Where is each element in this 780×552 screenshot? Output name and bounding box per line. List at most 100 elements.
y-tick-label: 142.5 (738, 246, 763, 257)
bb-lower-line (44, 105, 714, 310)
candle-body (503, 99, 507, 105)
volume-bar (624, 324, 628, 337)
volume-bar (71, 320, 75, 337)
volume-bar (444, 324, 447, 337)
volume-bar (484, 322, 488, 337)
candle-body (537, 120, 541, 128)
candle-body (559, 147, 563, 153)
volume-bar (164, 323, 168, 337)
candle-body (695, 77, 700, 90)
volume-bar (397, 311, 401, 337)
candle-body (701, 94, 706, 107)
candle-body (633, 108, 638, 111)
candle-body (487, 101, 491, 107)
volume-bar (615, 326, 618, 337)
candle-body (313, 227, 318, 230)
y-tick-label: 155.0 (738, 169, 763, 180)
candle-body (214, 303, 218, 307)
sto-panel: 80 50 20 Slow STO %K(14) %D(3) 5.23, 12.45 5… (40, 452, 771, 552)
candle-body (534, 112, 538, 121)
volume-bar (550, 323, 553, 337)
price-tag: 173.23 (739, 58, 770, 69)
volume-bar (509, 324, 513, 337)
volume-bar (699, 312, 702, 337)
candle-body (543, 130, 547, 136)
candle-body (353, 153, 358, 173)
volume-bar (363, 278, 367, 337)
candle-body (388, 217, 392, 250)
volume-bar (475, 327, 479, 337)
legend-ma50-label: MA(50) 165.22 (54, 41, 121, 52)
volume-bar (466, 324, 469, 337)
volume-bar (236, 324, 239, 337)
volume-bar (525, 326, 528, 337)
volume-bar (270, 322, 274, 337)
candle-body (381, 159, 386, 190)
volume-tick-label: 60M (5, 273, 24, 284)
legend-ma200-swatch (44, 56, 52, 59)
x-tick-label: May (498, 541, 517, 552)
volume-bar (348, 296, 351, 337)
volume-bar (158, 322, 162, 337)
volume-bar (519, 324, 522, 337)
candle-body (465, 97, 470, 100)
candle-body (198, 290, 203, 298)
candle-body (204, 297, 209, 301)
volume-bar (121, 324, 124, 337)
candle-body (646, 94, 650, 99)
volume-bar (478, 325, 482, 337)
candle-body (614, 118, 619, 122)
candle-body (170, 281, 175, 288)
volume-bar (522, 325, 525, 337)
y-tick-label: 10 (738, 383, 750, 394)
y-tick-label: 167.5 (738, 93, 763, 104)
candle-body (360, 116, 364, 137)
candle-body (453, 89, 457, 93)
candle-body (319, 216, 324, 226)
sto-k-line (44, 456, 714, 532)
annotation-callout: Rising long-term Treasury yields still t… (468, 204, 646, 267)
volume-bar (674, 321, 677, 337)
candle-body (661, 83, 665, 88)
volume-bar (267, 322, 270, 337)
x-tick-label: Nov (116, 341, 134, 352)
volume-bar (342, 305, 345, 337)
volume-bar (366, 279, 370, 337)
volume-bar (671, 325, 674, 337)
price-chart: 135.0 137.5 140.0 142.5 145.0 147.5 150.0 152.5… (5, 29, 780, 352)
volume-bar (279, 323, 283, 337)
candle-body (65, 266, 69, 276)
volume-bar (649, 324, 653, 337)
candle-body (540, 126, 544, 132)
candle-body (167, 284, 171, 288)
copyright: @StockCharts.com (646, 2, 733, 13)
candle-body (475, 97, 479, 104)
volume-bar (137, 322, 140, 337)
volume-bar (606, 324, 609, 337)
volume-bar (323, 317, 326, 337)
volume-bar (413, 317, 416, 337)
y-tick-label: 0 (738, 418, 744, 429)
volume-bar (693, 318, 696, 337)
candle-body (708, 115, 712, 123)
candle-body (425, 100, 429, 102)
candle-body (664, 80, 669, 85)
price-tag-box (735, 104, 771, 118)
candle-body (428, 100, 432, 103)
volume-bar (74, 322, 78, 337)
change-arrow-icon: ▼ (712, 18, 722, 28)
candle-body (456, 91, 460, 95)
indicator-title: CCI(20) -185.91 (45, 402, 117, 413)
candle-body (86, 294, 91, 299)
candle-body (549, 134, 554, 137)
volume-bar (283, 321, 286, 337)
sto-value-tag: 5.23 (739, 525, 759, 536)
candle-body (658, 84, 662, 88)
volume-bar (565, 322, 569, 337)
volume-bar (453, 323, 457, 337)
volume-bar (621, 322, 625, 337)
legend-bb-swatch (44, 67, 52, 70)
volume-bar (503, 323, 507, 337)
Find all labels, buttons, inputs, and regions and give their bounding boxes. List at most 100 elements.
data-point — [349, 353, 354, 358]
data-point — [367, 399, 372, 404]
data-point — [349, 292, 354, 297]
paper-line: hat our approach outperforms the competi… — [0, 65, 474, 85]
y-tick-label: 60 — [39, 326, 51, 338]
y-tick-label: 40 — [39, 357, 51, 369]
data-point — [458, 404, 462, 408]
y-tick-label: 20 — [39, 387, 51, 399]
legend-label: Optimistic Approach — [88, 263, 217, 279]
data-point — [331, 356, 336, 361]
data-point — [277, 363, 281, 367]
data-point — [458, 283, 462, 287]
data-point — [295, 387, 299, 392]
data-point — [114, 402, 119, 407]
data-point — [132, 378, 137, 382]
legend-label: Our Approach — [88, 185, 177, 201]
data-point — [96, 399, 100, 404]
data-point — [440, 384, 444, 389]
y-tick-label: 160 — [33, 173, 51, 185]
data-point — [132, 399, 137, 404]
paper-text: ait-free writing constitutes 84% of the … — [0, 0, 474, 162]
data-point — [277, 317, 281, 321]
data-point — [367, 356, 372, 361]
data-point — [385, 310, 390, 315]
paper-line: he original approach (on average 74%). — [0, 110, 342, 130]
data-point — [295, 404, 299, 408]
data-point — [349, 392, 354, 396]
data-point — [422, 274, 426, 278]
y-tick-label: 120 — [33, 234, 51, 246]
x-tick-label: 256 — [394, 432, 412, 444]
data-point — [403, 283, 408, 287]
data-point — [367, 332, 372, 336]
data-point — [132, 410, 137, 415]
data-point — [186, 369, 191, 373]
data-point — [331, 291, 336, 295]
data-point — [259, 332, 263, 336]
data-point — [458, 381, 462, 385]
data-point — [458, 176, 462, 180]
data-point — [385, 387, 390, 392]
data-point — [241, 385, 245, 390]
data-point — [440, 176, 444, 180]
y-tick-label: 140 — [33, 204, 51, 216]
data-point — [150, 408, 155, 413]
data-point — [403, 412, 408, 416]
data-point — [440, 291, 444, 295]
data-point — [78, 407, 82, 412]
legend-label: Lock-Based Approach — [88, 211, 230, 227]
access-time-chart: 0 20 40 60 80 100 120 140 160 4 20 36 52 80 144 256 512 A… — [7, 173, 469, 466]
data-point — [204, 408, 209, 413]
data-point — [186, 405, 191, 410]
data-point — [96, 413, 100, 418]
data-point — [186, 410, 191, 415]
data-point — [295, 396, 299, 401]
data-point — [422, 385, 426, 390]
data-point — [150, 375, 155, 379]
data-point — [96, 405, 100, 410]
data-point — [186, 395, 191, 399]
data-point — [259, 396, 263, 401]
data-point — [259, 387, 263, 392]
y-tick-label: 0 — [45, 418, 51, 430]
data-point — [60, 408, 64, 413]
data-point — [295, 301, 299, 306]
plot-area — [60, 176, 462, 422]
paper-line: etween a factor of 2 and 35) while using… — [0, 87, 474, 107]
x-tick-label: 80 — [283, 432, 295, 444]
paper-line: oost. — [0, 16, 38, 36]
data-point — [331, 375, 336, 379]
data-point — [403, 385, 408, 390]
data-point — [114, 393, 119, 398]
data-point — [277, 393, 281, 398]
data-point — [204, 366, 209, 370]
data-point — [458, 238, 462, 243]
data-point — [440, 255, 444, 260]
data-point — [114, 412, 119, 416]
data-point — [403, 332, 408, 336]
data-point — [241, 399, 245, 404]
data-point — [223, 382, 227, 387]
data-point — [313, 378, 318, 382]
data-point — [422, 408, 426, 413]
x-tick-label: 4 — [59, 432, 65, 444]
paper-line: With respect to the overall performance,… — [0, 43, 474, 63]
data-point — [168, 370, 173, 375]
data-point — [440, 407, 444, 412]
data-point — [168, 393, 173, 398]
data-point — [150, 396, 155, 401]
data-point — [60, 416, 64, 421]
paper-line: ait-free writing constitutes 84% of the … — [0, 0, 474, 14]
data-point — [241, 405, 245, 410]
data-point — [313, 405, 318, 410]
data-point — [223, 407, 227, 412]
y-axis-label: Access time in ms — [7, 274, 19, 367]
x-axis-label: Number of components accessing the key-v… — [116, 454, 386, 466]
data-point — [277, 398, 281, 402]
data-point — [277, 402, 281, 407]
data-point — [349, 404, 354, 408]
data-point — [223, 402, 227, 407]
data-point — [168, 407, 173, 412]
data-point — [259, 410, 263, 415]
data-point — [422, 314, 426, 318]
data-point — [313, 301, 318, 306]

Set exercise:
Copy out everything in the material above, from its very first line down to and including the line containing "volume-bar (397, 311, 401, 337)", with each line unchanged.

Result of this task:
Where is each element in this 780×552 screenshot? Output name and bounding box per line. List at most 100 elements.
y-tick-label: 142.5 (738, 246, 763, 257)
bb-lower-line (44, 105, 714, 310)
candle-body (503, 99, 507, 105)
volume-bar (624, 324, 628, 337)
volume-bar (71, 320, 75, 337)
volume-bar (444, 324, 447, 337)
volume-bar (484, 322, 488, 337)
candle-body (537, 120, 541, 128)
candle-body (559, 147, 563, 153)
volume-bar (164, 323, 168, 337)
candle-body (695, 77, 700, 90)
volume-bar (397, 311, 401, 337)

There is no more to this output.